— Start of Records —

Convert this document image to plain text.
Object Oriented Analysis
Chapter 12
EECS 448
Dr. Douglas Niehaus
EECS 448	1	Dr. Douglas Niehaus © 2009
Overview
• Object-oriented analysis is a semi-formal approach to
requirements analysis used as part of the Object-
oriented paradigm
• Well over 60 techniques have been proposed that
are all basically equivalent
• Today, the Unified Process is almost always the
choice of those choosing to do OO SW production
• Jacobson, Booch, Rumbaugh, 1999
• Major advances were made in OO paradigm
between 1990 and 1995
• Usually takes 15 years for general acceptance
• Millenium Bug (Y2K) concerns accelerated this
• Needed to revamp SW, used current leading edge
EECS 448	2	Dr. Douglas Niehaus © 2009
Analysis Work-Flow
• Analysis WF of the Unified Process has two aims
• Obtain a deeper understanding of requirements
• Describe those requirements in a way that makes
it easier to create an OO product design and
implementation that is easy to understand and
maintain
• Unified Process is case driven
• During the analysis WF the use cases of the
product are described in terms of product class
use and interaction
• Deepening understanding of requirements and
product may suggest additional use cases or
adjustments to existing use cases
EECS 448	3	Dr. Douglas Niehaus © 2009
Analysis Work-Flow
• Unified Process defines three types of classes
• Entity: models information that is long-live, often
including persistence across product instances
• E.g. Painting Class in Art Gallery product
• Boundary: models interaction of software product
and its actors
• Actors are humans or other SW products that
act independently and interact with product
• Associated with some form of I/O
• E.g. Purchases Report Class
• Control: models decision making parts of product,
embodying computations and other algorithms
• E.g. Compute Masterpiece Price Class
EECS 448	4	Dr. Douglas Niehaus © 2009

— End of Records —

▶ _Description of the task_:
Filter the listing above for the string "Douglas" and copy every matching line.

▶ _Solved exercise_:
Dr. Douglas Niehaus
EECS 448	1	Dr. Douglas Niehaus © 2009
EECS 448	2	Dr. Douglas Niehaus © 2009
EECS 448	3	Dr. Douglas Niehaus © 2009
EECS 448	4	Dr. Douglas Niehaus © 2009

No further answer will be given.